• Exercise prompt
Exclude any images and output the remaining records exactly.

• Collected data entries

━━━━━━━━

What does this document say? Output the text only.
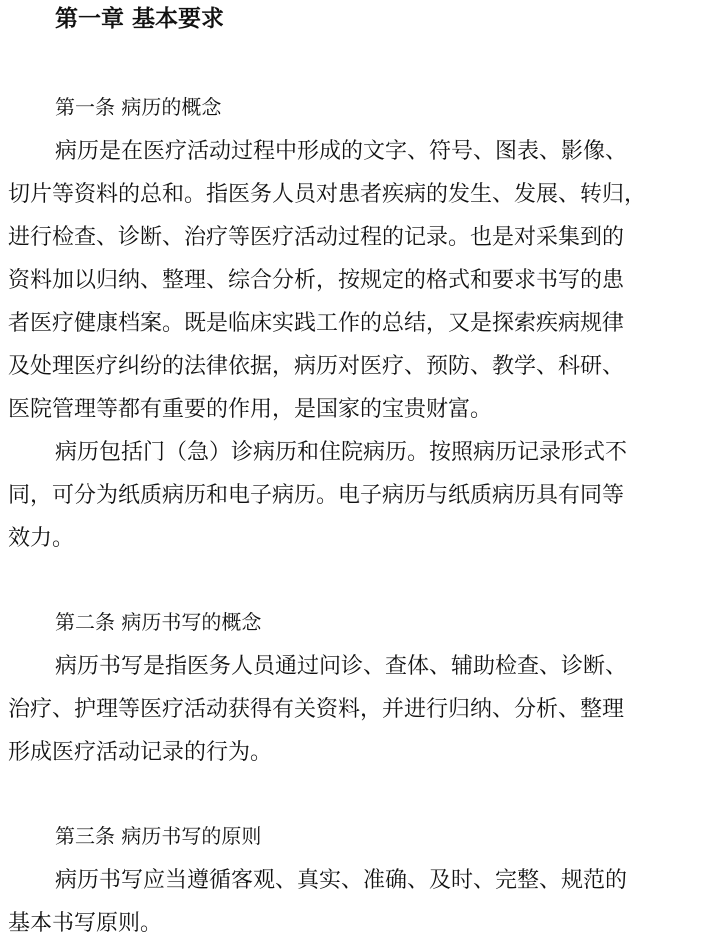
第一章 基本要求
第一条 病历的概念
病历是在医疗活动过程中形成的文字、符号、图表、影像、
切片等资料的总和。指医务人员对患者疾病的发生、发展、转归，
进行检查、诊断、治疗等医疗活动过程的记录。也是对采集到的
资料加以归纳、整理、综合分析，按规定的格式和要求书写的患
者医疗健康档案。既是临床实践工作的总结，又是探索疾病规律
及处理医疗纠纷的法律依据，病历对医疗、预防、教学、科研、
医院管理等都有重要的作用，是国家的宝贵财富。
病历包括门（急）诊病历和住院病历。按照病历记录形式不
同，可分为纸质病历和电子病历。电子病历与纸质病历具有同等
效力。
第二条 病历书写的概念
病历书写是指医务人员通过问诊、查体、辅助检查、诊断、
治疗、护理等医疗活动获得有关资料，并进行归纳、分析、整理
形成医疗活动记录的行为。
第三条 病历书写的原则
病历书写应当遵循客观、真实、准确、及时、完整、规范的
基本书写原则。
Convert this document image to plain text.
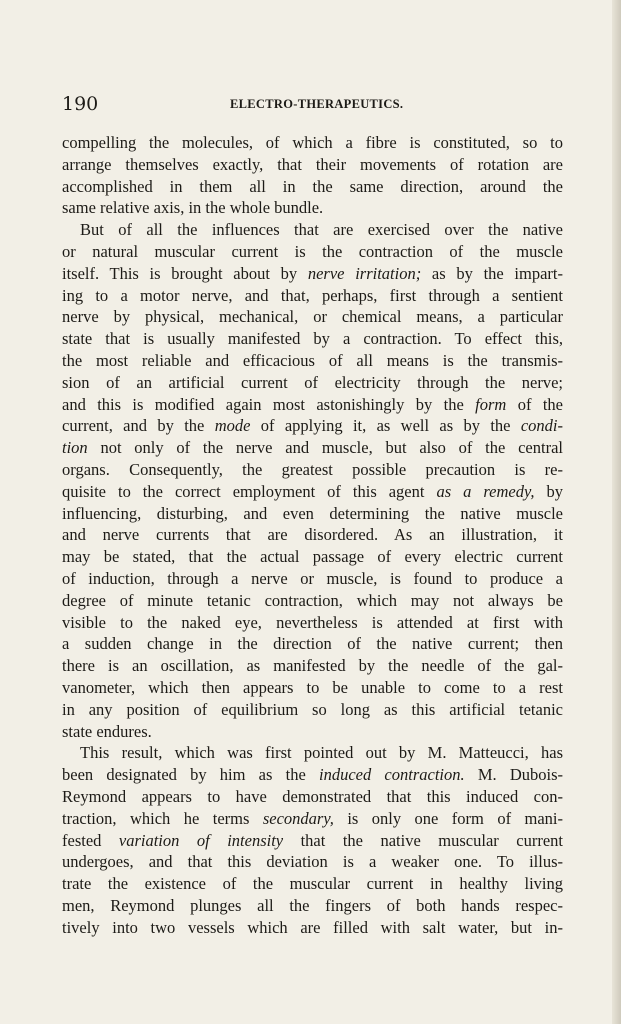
190	ELECTRO-THERAPEUTICS.
compelling the molecules, of which a fibre is constituted, so to
arrange themselves exactly, that their movements of rotation are
accomplished in them all in the same direction, around the
same relative axis, in the whole bundle.
But of all the influences that are exercised over the native
or natural muscular current is the contraction of the muscle
itself. This is brought about by nerve irritation; as by the impart-
ing to a motor nerve, and that, perhaps, first through a sentient
nerve by physical, mechanical, or chemical means, a particular
state that is usually manifested by a contraction. To effect this,
the most reliable and efficacious of all means is the transmis-
sion of an artificial current of electricity through the nerve;
and this is modified again most astonishingly by the form of the
current, and by the mode of applying it, as well as by the condi-
tion not only of the nerve and muscle, but also of the central
organs. Consequently, the greatest possible precaution is re-
quisite to the correct employment of this agent as a remedy, by
influencing, disturbing, and even determining the native muscle
and nerve currents that are disordered. As an illustration, it
may be stated, that the actual passage of every electric current
of induction, through a nerve or muscle, is found to produce a
degree of minute tetanic contraction, which may not always be
visible to the naked eye, nevertheless is attended at first with
a sudden change in the direction of the native current; then
there is an oscillation, as manifested by the needle of the gal-
vanometer, which then appears to be unable to come to a rest
in any position of equilibrium so long as this artificial tetanic
state endures.
This result, which was first pointed out by M. Matteucci, has
been designated by him as the induced contraction. M. Dubois-
Reymond appears to have demonstrated that this induced con-
traction, which he terms secondary, is only one form of mani-
fested variation of intensity that the native muscular current
undergoes, and that this deviation is a weaker one. To illus-
trate the existence of the muscular current in healthy living
men, Reymond plunges all the fingers of both hands respec-
tively into two vessels which are filled with salt water, but in-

━━━━━━━━

• Answer to the task
What does this document say? Output the text only.
第一章 基本要求
第一条 病历的概念
病历是在医疗活动过程中形成的文字、符号、图表、影像、
切片等资料的总和。指医务人员对患者疾病的发生、发展、转归，
进行检查、诊断、治疗等医疗活动过程的记录。也是对采集到的
资料加以归纳、整理、综合分析，按规定的格式和要求书写的患
者医疗健康档案。既是临床实践工作的总结，又是探索疾病规律
及处理医疗纠纷的法律依据，病历对医疗、预防、教学、科研、
医院管理等都有重要的作用，是国家的宝贵财富。
病历包括门（急）诊病历和住院病历。按照病历记录形式不
同，可分为纸质病历和电子病历。电子病历与纸质病历具有同等
效力。
第二条 病历书写的概念
病历书写是指医务人员通过问诊、查体、辅助检查、诊断、
治疗、护理等医疗活动获得有关资料，并进行归纳、分析、整理
形成医疗活动记录的行为。
第三条 病历书写的原则
病历书写应当遵循客观、真实、准确、及时、完整、规范的
基本书写原则。
Convert this document image to plain text.
190	ELECTRO-THERAPEUTICS.
compelling the molecules, of which a fibre is constituted, so to
arrange themselves exactly, that their movements of rotation are
accomplished in them all in the same direction, around the
same relative axis, in the whole bundle.
But of all the influences that are exercised over the native
or natural muscular current is the contraction of the muscle
itself. This is brought about by nerve irritation; as by the impart-
ing to a motor nerve, and that, perhaps, first through a sentient
nerve by physical, mechanical, or chemical means, a particular
state that is usually manifested by a contraction. To effect this,
the most reliable and efficacious of all means is the transmis-
sion of an artificial current of electricity through the nerve;
and this is modified again most astonishingly by the form of the
current, and by the mode of applying it, as well as by the condi-
tion not only of the nerve and muscle, but also of the central
organs. Consequently, the greatest possible precaution is re-
quisite to the correct employment of this agent as a remedy, by
influencing, disturbing, and even determining the native muscle
and nerve currents that are disordered. As an illustration, it
may be stated, that the actual passage of every electric current
of induction, through a nerve or muscle, is found to produce a
degree of minute tetanic contraction, which may not always be
visible to the naked eye, nevertheless is attended at first with
a sudden change in the direction of the native current; then
there is an oscillation, as manifested by the needle of the gal-
vanometer, which then appears to be unable to come to a rest
in any position of equilibrium so long as this artificial tetanic
state endures.
This result, which was first pointed out by M. Matteucci, has
been designated by him as the induced contraction. M. Dubois-
Reymond appears to have demonstrated that this induced con-
traction, which he terms secondary, is only one form of mani-
fested variation of intensity that the native muscular current
undergoes, and that this deviation is a weaker one. To illus-
trate the existence of the muscular current in healthy living
men, Reymond plunges all the fingers of both hands respec-
tively into two vessels which are filled with salt water, but in-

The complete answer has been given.